[start of Available records]
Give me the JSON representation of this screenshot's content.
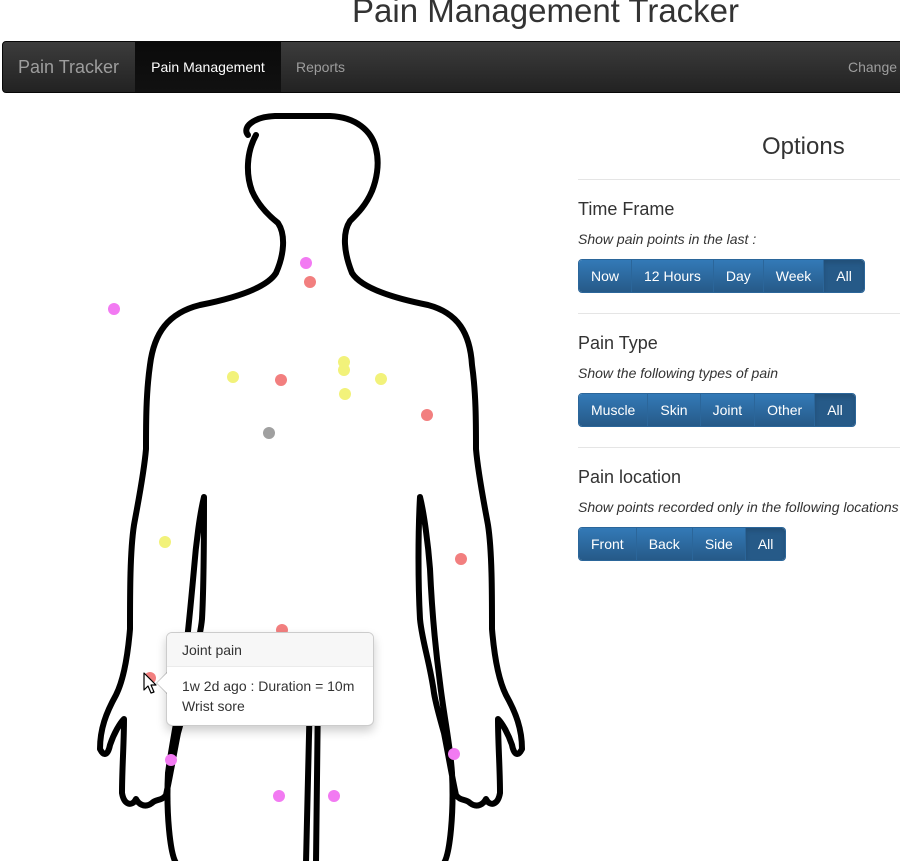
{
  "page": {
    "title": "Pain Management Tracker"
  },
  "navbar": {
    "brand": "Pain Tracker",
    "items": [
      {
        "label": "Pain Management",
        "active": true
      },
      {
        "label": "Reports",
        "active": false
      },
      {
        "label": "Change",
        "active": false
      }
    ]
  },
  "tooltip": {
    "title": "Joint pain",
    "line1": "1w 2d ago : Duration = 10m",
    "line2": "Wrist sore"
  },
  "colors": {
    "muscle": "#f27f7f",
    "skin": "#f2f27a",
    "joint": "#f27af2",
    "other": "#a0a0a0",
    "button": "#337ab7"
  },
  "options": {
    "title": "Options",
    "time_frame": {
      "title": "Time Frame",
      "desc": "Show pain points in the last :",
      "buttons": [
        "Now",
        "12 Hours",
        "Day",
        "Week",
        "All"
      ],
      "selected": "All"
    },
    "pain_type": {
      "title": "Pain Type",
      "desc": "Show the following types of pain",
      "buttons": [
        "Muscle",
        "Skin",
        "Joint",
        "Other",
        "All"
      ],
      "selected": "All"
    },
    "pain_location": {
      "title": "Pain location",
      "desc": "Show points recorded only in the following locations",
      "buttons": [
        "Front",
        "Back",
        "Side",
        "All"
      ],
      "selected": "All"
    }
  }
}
[end of Available records]
◆ Objective ◆
Make an exact copy of the listing above. Do not include the pictures.

◆ Problem solution ◆
Give me the JSON representation of this screenshot's content.
{
  "page": {
    "title": "Pain Management Tracker"
  },
  "navbar": {
    "brand": "Pain Tracker",
    "items": [
      {
        "label": "Pain Management",
        "active": true
      },
      {
        "label": "Reports",
        "active": false
      },
      {
        "label": "Change",
        "active": false
      }
    ]
  },
  "tooltip": {
    "title": "Joint pain",
    "line1": "1w 2d ago : Duration = 10m",
    "line2": "Wrist sore"
  },
  "colors": {
    "muscle": "#f27f7f",
    "skin": "#f2f27a",
    "joint": "#f27af2",
    "other": "#a0a0a0",
    "button": "#337ab7"
  },
  "options": {
    "title": "Options",
    "time_frame": {
      "title": "Time Frame",
      "desc": "Show pain points in the last :",
      "buttons": [
        "Now",
        "12 Hours",
        "Day",
        "Week",
        "All"
      ],
      "selected": "All"
    },
    "pain_type": {
      "title": "Pain Type",
      "desc": "Show the following types of pain",
      "buttons": [
        "Muscle",
        "Skin",
        "Joint",
        "Other",
        "All"
      ],
      "selected": "All"
    },
    "pain_location": {
      "title": "Pain location",
      "desc": "Show points recorded only in the following locations",
      "buttons": [
        "Front",
        "Back",
        "Side",
        "All"
      ],
      "selected": "All"
    }
  }
}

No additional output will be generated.